Given exercise - Scan the data below and pick out the lines containing the word "подвижной".

Records provided -
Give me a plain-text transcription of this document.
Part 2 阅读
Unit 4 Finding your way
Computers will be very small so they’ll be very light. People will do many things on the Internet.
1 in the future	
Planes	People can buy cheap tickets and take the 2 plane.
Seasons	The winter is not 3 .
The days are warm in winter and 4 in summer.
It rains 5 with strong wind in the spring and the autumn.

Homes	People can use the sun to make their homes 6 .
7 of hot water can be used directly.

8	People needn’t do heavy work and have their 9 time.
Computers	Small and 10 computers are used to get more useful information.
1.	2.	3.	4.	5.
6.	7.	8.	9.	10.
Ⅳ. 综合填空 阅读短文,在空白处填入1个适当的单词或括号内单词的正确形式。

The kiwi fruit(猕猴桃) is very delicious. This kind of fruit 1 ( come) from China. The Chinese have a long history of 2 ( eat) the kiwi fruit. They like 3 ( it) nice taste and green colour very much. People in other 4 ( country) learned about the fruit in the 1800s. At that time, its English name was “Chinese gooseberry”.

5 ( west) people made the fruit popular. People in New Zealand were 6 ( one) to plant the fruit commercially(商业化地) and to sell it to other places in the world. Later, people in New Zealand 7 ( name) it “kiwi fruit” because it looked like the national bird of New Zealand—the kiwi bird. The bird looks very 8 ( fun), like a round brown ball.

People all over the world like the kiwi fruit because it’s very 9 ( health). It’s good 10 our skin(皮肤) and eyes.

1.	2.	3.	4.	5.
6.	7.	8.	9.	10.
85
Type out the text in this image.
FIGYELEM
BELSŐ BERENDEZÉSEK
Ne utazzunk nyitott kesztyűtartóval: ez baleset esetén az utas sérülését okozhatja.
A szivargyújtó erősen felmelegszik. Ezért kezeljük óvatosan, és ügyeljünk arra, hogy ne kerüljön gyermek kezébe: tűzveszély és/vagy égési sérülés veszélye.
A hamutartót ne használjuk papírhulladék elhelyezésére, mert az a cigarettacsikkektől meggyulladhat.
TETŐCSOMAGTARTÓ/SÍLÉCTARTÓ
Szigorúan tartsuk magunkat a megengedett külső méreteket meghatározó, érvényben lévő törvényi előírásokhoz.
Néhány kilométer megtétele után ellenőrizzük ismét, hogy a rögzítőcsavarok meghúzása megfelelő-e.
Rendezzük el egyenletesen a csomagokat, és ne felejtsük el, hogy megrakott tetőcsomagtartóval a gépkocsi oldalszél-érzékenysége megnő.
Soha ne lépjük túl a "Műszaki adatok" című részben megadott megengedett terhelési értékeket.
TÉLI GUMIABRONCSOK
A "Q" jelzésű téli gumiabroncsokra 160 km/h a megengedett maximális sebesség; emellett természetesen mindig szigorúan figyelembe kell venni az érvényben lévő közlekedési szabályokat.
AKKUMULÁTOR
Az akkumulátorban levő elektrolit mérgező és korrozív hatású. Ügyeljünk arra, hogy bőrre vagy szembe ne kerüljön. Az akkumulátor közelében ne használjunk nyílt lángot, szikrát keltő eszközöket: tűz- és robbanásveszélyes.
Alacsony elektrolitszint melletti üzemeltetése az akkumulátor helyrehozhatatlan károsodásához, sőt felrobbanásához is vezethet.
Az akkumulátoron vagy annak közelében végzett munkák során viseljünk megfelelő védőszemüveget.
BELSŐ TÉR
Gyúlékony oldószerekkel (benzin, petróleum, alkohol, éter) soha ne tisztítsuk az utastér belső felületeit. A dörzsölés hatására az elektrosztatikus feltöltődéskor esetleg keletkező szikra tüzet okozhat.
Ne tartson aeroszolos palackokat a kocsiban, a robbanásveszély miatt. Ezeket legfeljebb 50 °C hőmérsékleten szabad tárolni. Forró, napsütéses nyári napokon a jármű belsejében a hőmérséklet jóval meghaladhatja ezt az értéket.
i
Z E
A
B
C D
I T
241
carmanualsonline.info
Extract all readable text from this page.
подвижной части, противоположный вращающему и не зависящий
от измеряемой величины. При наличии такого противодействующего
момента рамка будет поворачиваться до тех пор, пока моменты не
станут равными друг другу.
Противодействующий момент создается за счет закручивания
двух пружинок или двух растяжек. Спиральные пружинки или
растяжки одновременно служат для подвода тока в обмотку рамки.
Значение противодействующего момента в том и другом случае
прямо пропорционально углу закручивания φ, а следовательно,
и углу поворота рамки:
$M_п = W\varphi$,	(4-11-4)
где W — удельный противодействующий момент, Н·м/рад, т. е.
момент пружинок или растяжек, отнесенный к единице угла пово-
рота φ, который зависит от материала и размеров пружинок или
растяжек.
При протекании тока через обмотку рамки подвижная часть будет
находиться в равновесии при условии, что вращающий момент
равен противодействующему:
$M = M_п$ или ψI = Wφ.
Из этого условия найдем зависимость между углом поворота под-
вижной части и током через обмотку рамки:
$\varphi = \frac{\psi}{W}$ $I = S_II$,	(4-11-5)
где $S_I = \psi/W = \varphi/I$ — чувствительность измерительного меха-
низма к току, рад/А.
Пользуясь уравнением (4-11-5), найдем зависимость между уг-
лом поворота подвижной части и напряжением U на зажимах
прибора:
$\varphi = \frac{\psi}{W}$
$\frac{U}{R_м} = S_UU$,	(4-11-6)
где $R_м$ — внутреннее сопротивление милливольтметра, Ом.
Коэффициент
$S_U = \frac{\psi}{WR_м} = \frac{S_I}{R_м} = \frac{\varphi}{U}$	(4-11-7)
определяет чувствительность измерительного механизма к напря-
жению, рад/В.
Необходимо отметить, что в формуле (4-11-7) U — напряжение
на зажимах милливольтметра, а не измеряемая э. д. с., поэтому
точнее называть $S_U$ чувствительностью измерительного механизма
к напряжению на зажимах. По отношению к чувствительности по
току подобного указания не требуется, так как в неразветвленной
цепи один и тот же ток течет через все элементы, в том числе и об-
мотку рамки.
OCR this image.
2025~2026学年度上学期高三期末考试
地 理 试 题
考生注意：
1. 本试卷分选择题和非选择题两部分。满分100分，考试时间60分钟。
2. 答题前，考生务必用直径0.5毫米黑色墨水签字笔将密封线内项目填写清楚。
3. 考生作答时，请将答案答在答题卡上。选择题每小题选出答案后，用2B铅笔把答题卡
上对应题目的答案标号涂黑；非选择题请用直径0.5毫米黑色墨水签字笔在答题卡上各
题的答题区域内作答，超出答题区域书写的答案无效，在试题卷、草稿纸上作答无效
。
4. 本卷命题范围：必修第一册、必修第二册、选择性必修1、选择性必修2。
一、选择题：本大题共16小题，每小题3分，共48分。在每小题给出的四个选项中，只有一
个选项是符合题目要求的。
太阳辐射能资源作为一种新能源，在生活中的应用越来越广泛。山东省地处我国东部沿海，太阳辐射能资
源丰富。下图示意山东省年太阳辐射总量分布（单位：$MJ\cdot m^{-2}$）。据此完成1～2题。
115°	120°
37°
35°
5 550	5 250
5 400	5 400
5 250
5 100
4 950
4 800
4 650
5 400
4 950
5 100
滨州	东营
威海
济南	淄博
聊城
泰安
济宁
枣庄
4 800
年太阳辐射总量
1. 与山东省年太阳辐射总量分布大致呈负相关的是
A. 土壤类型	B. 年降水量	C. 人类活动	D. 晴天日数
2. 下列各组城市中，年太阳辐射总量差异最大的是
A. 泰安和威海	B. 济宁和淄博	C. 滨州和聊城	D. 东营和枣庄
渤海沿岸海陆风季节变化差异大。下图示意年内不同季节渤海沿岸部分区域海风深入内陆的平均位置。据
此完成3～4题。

Worked answer -
подвижной части, противоположный вращающему и не зависящий
лом поворота подвижной части и напряжением U на зажимах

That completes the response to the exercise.